▶ [Given records]:
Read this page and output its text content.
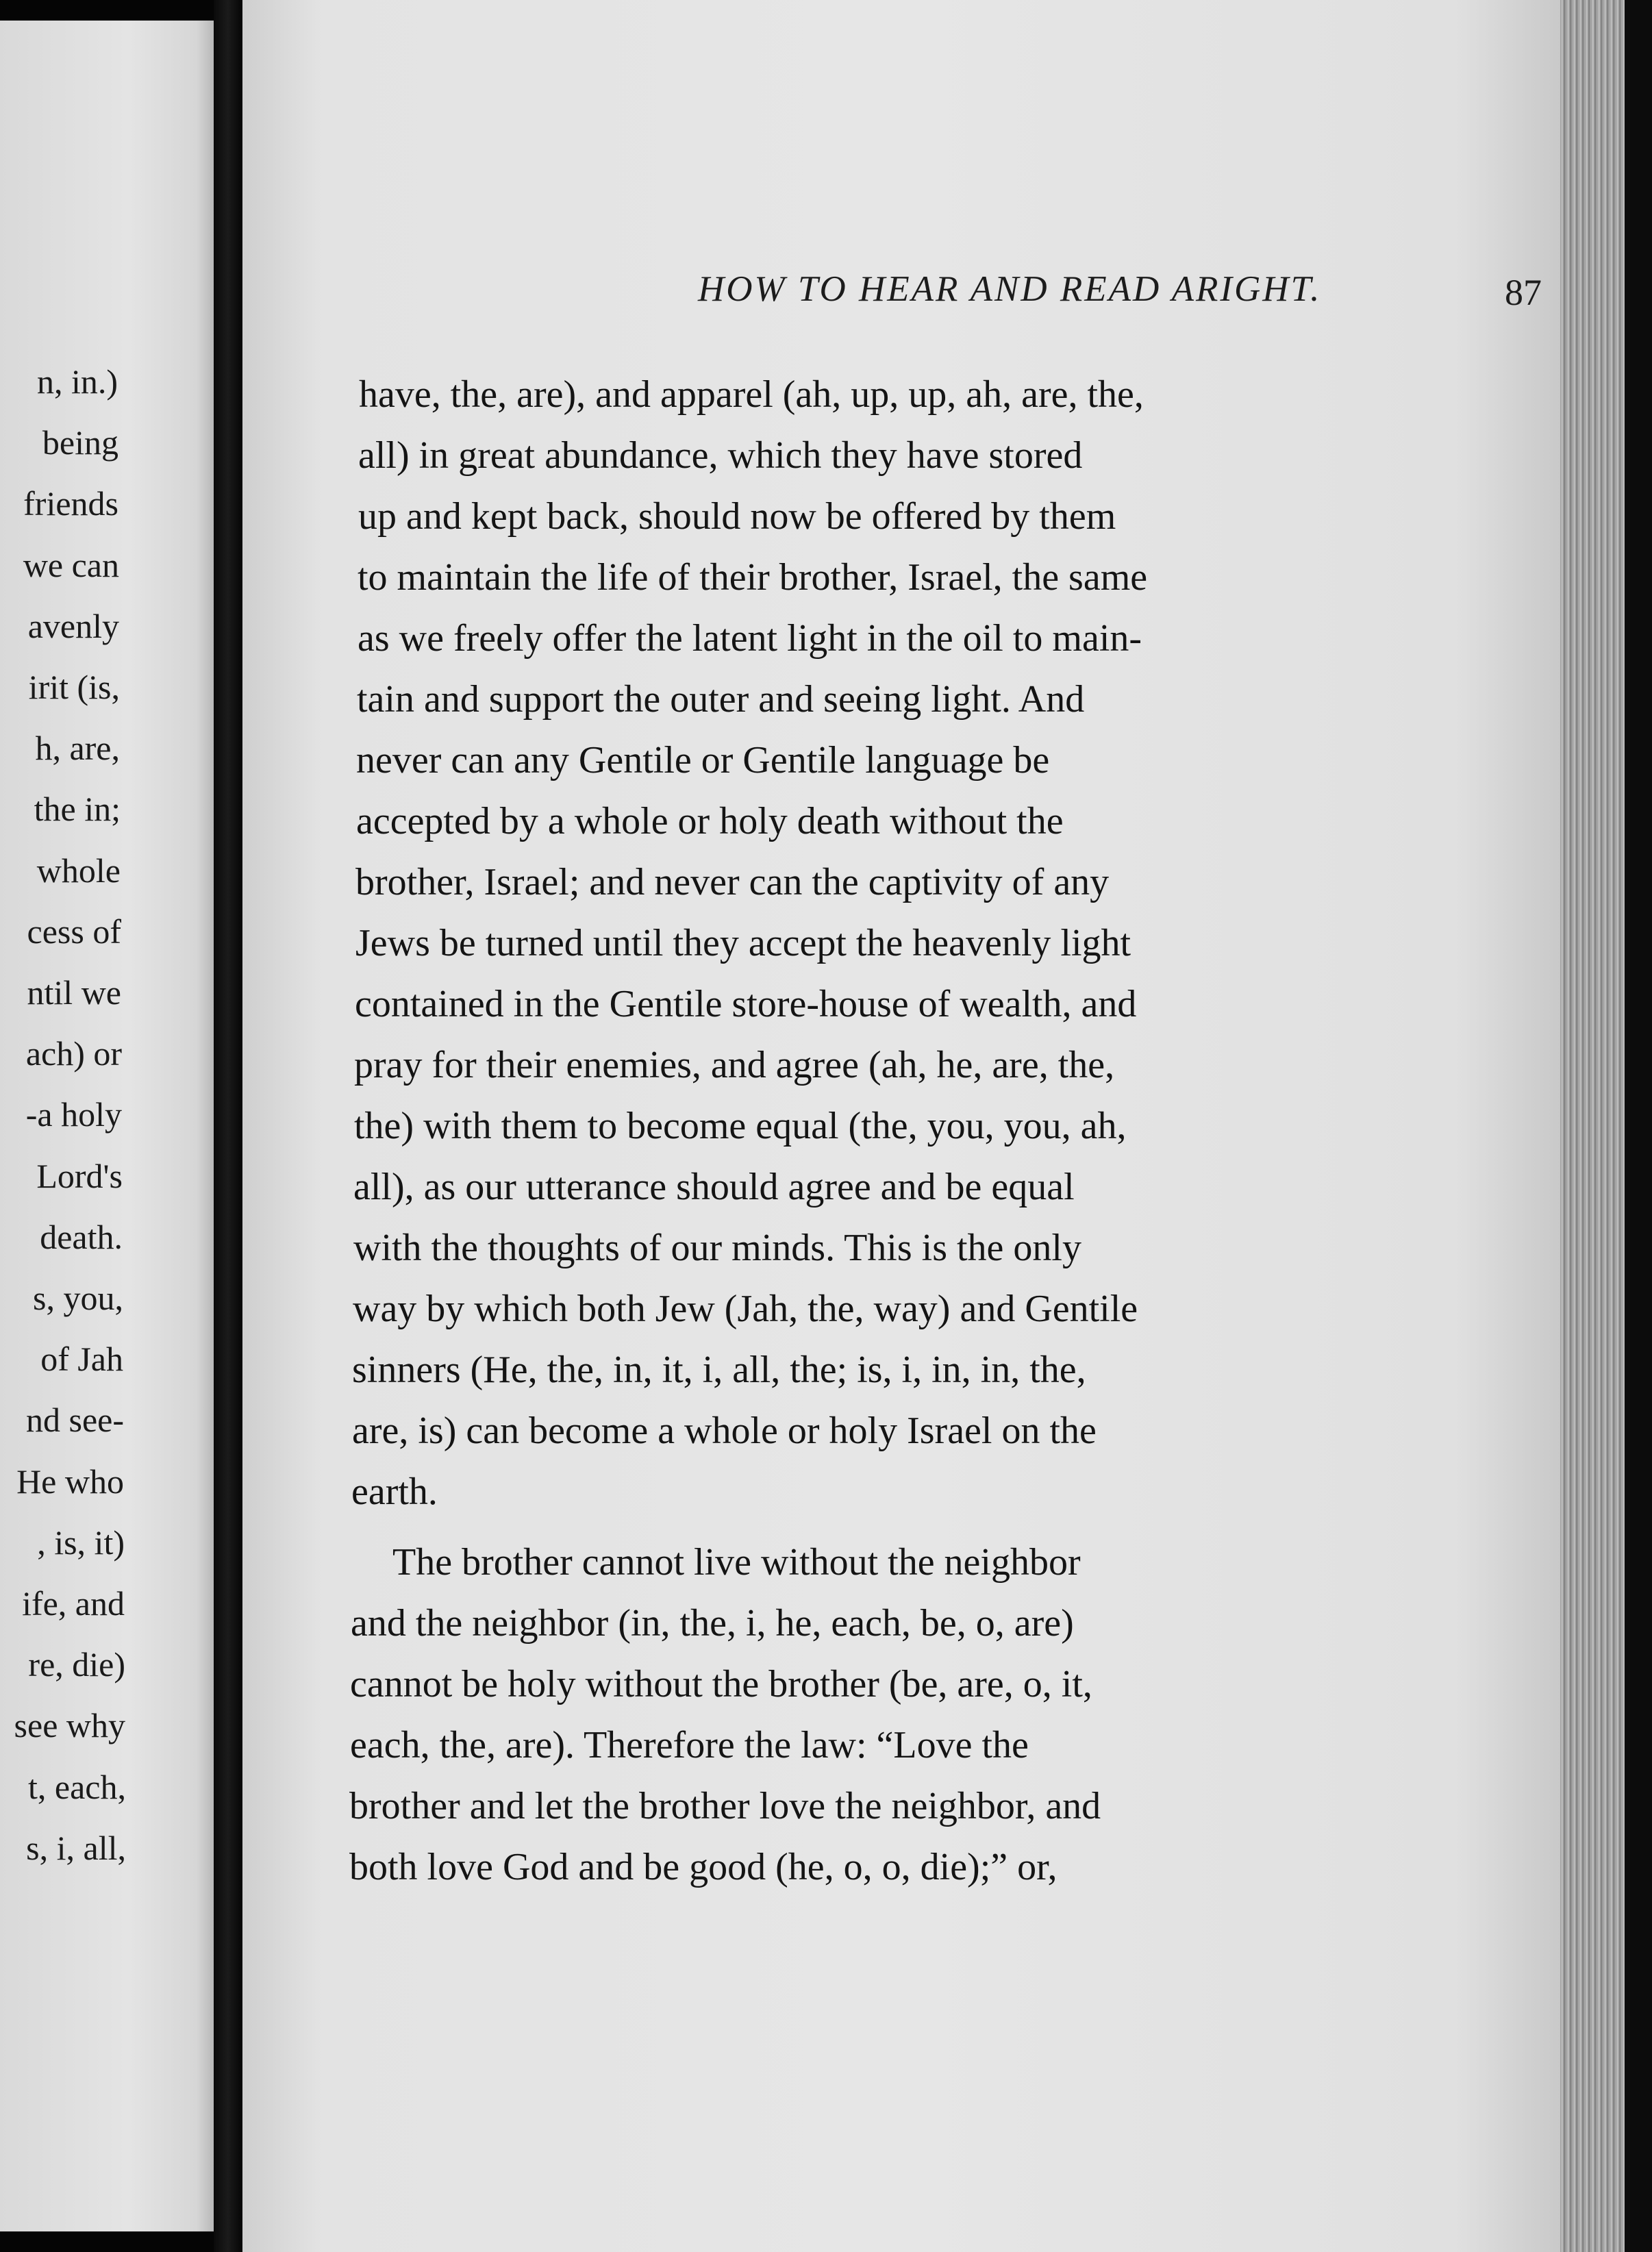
n, in.)
being
friends
we can
avenly
irit (is,
h, are,
the in;
whole
cess of
ntil we
ach) or
-a holy
Lord's
death.
s, you,
of Jah
nd see-
He who
, is, it)
ife, and
re, die)
see why
t, each,
s, i, all,
HOW TO HEAR AND READ ARIGHT.	87
have, the, are), and apparel (ah, up, up, ah, are, the,
all) in great abundance, which they have stored
up and kept back, should now be offered by them
to maintain the life of their brother, Israel, the same
as we freely offer the latent light in the oil to main-
tain and support the outer and seeing light. And
never can any Gentile or Gentile language be
accepted by a whole or holy death without the
brother, Israel; and never can the captivity of any
Jews be turned until they accept the heavenly light
contained in the Gentile store-house of wealth, and
pray for their enemies, and agree (ah, he, are, the,
the) with them to become equal (the, you, you, ah,
all), as our utterance should agree and be equal
with the thoughts of our minds. This is the only
way by which both Jew (Jah, the, way) and Gentile
sinners (He, the, in, it, i, all, the; is, i, in, in, the,
are, is) can become a whole or holy Israel on the
earth.
The brother cannot live without the neighbor
and the neighbor (in, the, i, he, each, be, o, are)
cannot be holy without the brother (be, are, o, it,
each, the, are). Therefore the law: “Love the
brother and let the brother love the neighbor, and
both love God and be good (he, o, o, die);” or,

▶ [Request]: Transcribe the complete set of entries verbatim. No pictures belong in the copy.

▶ [Solution for this exercise]:
Read this page and output its text content.
n, in.)
being
friends
we can
avenly
irit (is,
h, are,
the in;
whole
cess of
ntil we
ach) or
-a holy
Lord's
death.
s, you,
of Jah
nd see-
He who
, is, it)
ife, and
re, die)
see why
t, each,
s, i, all,
HOW TO HEAR AND READ ARIGHT.	87
have, the, are), and apparel (ah, up, up, ah, are, the,
all) in great abundance, which they have stored
up and kept back, should now be offered by them
to maintain the life of their brother, Israel, the same
as we freely offer the latent light in the oil to main-
tain and support the outer and seeing light. And
never can any Gentile or Gentile language be
accepted by a whole or holy death without the
brother, Israel; and never can the captivity of any
Jews be turned until they accept the heavenly light
contained in the Gentile store-house of wealth, and
pray for their enemies, and agree (ah, he, are, the,
the) with them to become equal (the, you, you, ah,
all), as our utterance should agree and be equal
with the thoughts of our minds. This is the only
way by which both Jew (Jah, the, way) and Gentile
sinners (He, the, in, it, i, all, the; is, i, in, in, the,
are, is) can become a whole or holy Israel on the
earth.
The brother cannot live without the neighbor
and the neighbor (in, the, i, he, each, be, o, are)
cannot be holy without the brother (be, are, o, it,
each, the, are). Therefore the law: “Love the
brother and let the brother love the neighbor, and
both love God and be good (he, o, o, die);” or,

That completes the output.